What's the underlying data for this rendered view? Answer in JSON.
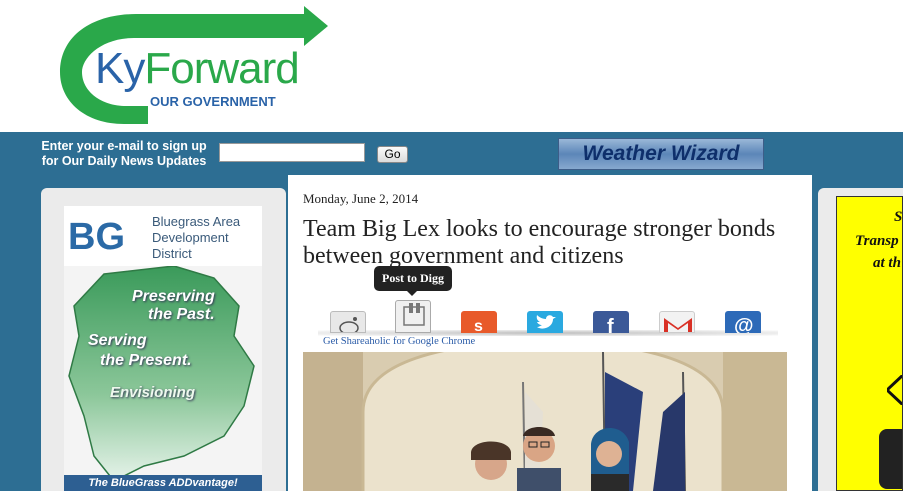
{
  "logo": {
    "part1": "Ky",
    "part2": "Forward",
    "subtitle": "OUR GOVERNMENT"
  },
  "signup": {
    "line1": "Enter your e-mail to sign up",
    "line2": "for Our Daily News Updates",
    "input_value": "",
    "button": "Go"
  },
  "weather": {
    "label": "Weather Wizard"
  },
  "left_ad": {
    "logo": "BG",
    "name_lines": [
      "Bluegrass Area",
      "Development",
      "District"
    ],
    "text1a": "Preserving",
    "text1b": "the Past.",
    "text2a": "Serving",
    "text2b": "the Present.",
    "text3": "Envisioning",
    "tagline": "The BlueGrass ADDvantage!"
  },
  "article": {
    "date": "Monday, June 2, 2014",
    "title": "Team Big Lex looks to encourage stronger bonds between government and citizens",
    "tooltip": "Post to Digg",
    "share_icons": [
      "reddit-icon",
      "digg-icon",
      "stumbleupon-icon",
      "twitter-icon",
      "facebook-icon",
      "gmail-icon",
      "email-icon"
    ],
    "chrome_link": "Get Shareaholic for Google Chrome"
  },
  "right_ad": {
    "line1": "S",
    "line2": "Transp",
    "line3": "at th"
  },
  "colors": {
    "bluebar": "#2d6e93",
    "logo_blue": "#2a63a8",
    "logo_green": "#2aa84a",
    "ad_yellow": "#ffff00"
  }
}
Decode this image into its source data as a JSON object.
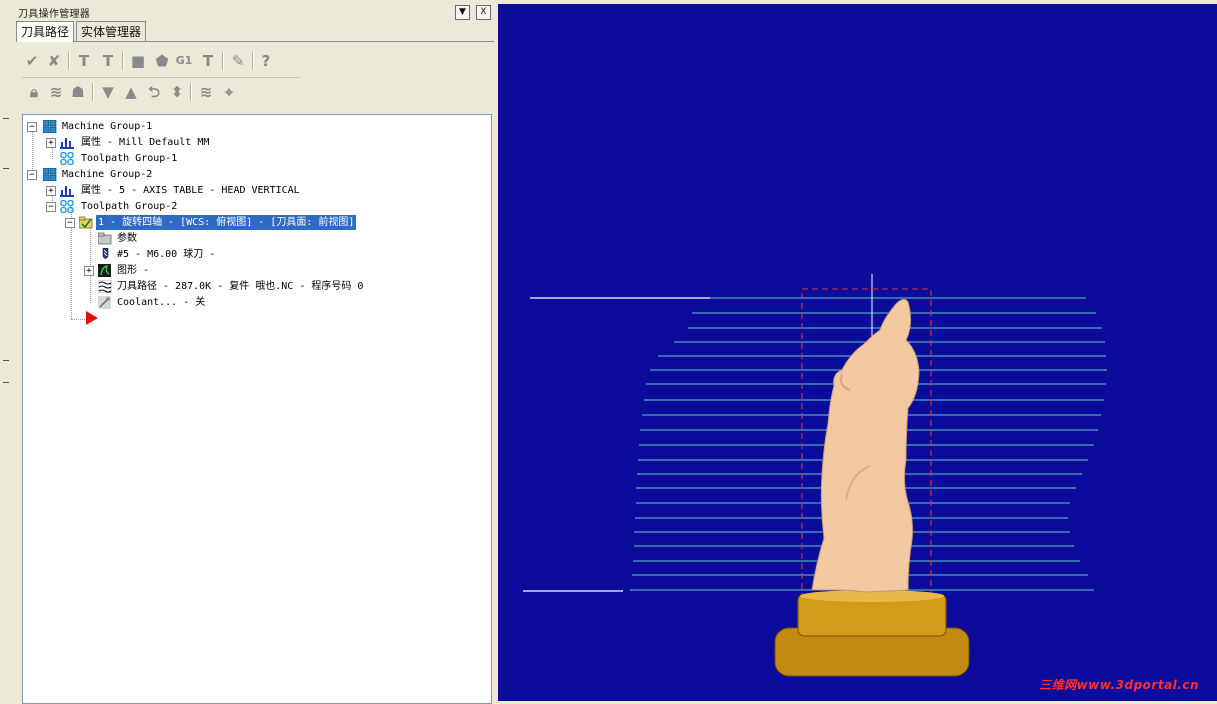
{
  "panel": {
    "title": "刀具操作管理器",
    "dropdown_glyph": "▼",
    "close_glyph": "X"
  },
  "tabs": [
    {
      "label": "刀具路径",
      "active": true
    },
    {
      "label": "实体管理器",
      "active": false
    }
  ],
  "toolbar_row1": [
    "select-all-icon",
    "select-invalid-icon",
    "regenerate-icon",
    "regenerate-dirty-icon",
    "backplot-icon",
    "verify-icon",
    "g1-post-icon",
    "post-icon",
    "highfeed-icon",
    "help-icon"
  ],
  "toolbar_row1_labels": {
    "g1": "G1",
    "help": "?"
  },
  "toolbar_row2": [
    "lock-icon",
    "toggle-display-icon",
    "toggle-post-icon",
    "move-down-icon",
    "move-up-icon",
    "insert-arrow-icon",
    "scroll-icon",
    "only-display-icon",
    "sync-icon"
  ],
  "tree": [
    {
      "label": "Machine Group-1",
      "icon": "machine-group-icon",
      "depth": 0,
      "expander": "−"
    },
    {
      "label": "属性 - Mill Default MM",
      "icon": "properties-icon",
      "depth": 1,
      "expander": "+"
    },
    {
      "label": "Toolpath Group-1",
      "icon": "toolpath-group-icon",
      "depth": 1,
      "expander": ""
    },
    {
      "label": "Machine Group-2",
      "icon": "machine-group-icon",
      "depth": 0,
      "expander": "−"
    },
    {
      "label": "属性 - 5 - AXIS TABLE - HEAD VERTICAL",
      "icon": "properties-icon",
      "depth": 1,
      "expander": "+"
    },
    {
      "label": "Toolpath Group-2",
      "icon": "toolpath-group-icon",
      "depth": 1,
      "expander": "−"
    },
    {
      "label": "1 - 旋转四轴 - [WCS: 俯视图] - [刀具面: 前视图]",
      "icon": "operation-folder-icon",
      "depth": 2,
      "expander": "−",
      "selected": true
    },
    {
      "label": "参数",
      "icon": "parameters-folder-icon",
      "depth": 3,
      "expander": ""
    },
    {
      "label": "#5 - M6.00 球刀 -",
      "icon": "ball-endmill-icon",
      "depth": 3,
      "expander": ""
    },
    {
      "label": "图形 -",
      "icon": "geometry-icon",
      "depth": 3,
      "expander": "+"
    },
    {
      "label": "刀具路径 - 287.0K - 复件 哦也.NC - 程序号码 0",
      "icon": "toolpath-icon",
      "depth": 3,
      "expander": ""
    },
    {
      "label": "Coolant... - 关",
      "icon": "coolant-icon",
      "depth": 3,
      "expander": ""
    }
  ],
  "insert_arrow": "insert-arrow-icon",
  "viewport": {
    "background": "#0c0c9c",
    "toolpath_color": "#5fc8c8",
    "model_color": "#f2c9a0",
    "base_color": "#c48a12",
    "box_color": "#e03030",
    "watermark": "三维网www.3dportal.cn"
  }
}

:::::

= EXERCISE GOAL =
Copy each line in full and exactly, omitting any picture.

= SOLUTION BELOW =
What's the underlying data for this rendered view? Answer in JSON.
{
  "logo": {
    "part1": "Ky",
    "part2": "Forward",
    "subtitle": "OUR GOVERNMENT"
  },
  "signup": {
    "line1": "Enter your e-mail to sign up",
    "line2": "for Our Daily News Updates",
    "input_value": "",
    "button": "Go"
  },
  "weather": {
    "label": "Weather Wizard"
  },
  "left_ad": {
    "logo": "BG",
    "name_lines": [
      "Bluegrass Area",
      "Development",
      "District"
    ],
    "text1a": "Preserving",
    "text1b": "the Past.",
    "text2a": "Serving",
    "text2b": "the Present.",
    "text3": "Envisioning",
    "tagline": "The BlueGrass ADDvantage!"
  },
  "article": {
    "date": "Monday, June 2, 2014",
    "title": "Team Big Lex looks to encourage stronger bonds between government and citizens",
    "tooltip": "Post to Digg",
    "share_icons": [
      "reddit-icon",
      "digg-icon",
      "stumbleupon-icon",
      "twitter-icon",
      "facebook-icon",
      "gmail-icon",
      "email-icon"
    ],
    "chrome_link": "Get Shareaholic for Google Chrome"
  },
  "right_ad": {
    "line1": "S",
    "line2": "Transp",
    "line3": "at th"
  },
  "colors": {
    "bluebar": "#2d6e93",
    "logo_blue": "#2a63a8",
    "logo_green": "#2aa84a",
    "ad_yellow": "#ffff00"
  }
}
Decode this image into its source data as a JSON object.
{
  "panel": {
    "title": "刀具操作管理器",
    "dropdown_glyph": "▼",
    "close_glyph": "X"
  },
  "tabs": [
    {
      "label": "刀具路径",
      "active": true
    },
    {
      "label": "实体管理器",
      "active": false
    }
  ],
  "toolbar_row1": [
    "select-all-icon",
    "select-invalid-icon",
    "regenerate-icon",
    "regenerate-dirty-icon",
    "backplot-icon",
    "verify-icon",
    "g1-post-icon",
    "post-icon",
    "highfeed-icon",
    "help-icon"
  ],
  "toolbar_row1_labels": {
    "g1": "G1",
    "help": "?"
  },
  "toolbar_row2": [
    "lock-icon",
    "toggle-display-icon",
    "toggle-post-icon",
    "move-down-icon",
    "move-up-icon",
    "insert-arrow-icon",
    "scroll-icon",
    "only-display-icon",
    "sync-icon"
  ],
  "tree": [
    {
      "label": "Machine Group-1",
      "icon": "machine-group-icon",
      "depth": 0,
      "expander": "−"
    },
    {
      "label": "属性 - Mill Default MM",
      "icon": "properties-icon",
      "depth": 1,
      "expander": "+"
    },
    {
      "label": "Toolpath Group-1",
      "icon": "toolpath-group-icon",
      "depth": 1,
      "expander": ""
    },
    {
      "label": "Machine Group-2",
      "icon": "machine-group-icon",
      "depth": 0,
      "expander": "−"
    },
    {
      "label": "属性 - 5 - AXIS TABLE - HEAD VERTICAL",
      "icon": "properties-icon",
      "depth": 1,
      "expander": "+"
    },
    {
      "label": "Toolpath Group-2",
      "icon": "toolpath-group-icon",
      "depth": 1,
      "expander": "−"
    },
    {
      "label": "1 - 旋转四轴 - [WCS: 俯视图] - [刀具面: 前视图]",
      "icon": "operation-folder-icon",
      "depth": 2,
      "expander": "−",
      "selected": true
    },
    {
      "label": "参数",
      "icon": "parameters-folder-icon",
      "depth": 3,
      "expander": ""
    },
    {
      "label": "#5 - M6.00 球刀 -",
      "icon": "ball-endmill-icon",
      "depth": 3,
      "expander": ""
    },
    {
      "label": "图形 -",
      "icon": "geometry-icon",
      "depth": 3,
      "expander": "+"
    },
    {
      "label": "刀具路径 - 287.0K - 复件 哦也.NC - 程序号码 0",
      "icon": "toolpath-icon",
      "depth": 3,
      "expander": ""
    },
    {
      "label": "Coolant... - 关",
      "icon": "coolant-icon",
      "depth": 3,
      "expander": ""
    }
  ],
  "insert_arrow": "insert-arrow-icon",
  "viewport": {
    "background": "#0c0c9c",
    "toolpath_color": "#5fc8c8",
    "model_color": "#f2c9a0",
    "base_color": "#c48a12",
    "box_color": "#e03030",
    "watermark": "三维网www.3dportal.cn"
  }
}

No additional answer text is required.